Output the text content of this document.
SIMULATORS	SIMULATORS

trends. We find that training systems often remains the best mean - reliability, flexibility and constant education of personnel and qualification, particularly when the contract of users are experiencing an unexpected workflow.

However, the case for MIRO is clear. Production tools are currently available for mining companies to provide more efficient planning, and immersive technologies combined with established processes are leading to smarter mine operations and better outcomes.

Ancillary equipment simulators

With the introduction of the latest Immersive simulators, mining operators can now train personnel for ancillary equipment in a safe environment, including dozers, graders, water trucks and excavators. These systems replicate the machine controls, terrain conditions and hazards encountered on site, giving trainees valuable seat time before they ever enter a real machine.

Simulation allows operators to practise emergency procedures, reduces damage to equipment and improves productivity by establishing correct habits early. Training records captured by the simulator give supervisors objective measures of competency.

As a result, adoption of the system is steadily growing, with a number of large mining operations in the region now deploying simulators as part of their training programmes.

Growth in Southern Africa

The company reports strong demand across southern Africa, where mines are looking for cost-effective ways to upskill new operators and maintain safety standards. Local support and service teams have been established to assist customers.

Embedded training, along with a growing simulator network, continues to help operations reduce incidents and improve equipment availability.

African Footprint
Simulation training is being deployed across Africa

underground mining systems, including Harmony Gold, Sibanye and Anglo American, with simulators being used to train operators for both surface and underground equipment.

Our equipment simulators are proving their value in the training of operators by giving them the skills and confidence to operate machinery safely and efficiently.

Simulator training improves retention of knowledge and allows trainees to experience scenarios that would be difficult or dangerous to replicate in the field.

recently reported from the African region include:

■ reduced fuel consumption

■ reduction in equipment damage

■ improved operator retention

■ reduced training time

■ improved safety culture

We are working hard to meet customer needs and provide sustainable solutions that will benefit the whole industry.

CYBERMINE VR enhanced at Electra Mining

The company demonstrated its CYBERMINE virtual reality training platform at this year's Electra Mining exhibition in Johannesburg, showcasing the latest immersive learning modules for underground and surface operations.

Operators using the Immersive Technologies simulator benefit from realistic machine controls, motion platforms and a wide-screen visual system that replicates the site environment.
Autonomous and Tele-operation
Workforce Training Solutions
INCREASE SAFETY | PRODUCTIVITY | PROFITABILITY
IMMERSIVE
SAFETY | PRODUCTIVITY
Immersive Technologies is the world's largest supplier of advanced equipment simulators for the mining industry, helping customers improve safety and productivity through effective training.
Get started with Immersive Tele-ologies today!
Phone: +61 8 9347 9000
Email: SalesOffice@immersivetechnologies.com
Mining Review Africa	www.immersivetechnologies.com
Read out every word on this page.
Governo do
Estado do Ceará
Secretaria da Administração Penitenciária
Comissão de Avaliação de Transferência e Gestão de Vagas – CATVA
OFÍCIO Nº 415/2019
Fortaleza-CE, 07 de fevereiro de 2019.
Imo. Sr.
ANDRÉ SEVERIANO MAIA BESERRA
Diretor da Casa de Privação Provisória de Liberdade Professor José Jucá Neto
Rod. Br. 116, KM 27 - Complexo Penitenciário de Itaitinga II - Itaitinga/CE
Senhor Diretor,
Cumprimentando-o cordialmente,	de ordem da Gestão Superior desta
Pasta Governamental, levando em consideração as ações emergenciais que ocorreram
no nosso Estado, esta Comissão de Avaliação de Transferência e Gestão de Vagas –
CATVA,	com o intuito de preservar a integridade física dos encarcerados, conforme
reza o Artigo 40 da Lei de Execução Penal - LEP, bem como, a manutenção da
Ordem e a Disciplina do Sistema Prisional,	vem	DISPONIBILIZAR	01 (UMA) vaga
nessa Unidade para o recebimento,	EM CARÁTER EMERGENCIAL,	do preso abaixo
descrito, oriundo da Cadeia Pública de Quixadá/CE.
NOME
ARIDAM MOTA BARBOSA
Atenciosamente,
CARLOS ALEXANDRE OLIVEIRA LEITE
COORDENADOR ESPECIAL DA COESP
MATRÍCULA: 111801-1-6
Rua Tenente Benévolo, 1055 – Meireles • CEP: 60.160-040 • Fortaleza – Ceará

= = = = = = =

_Objective_
Report how many lines in these entries contain "region". Answer with the number only.

_Exercise answer_
2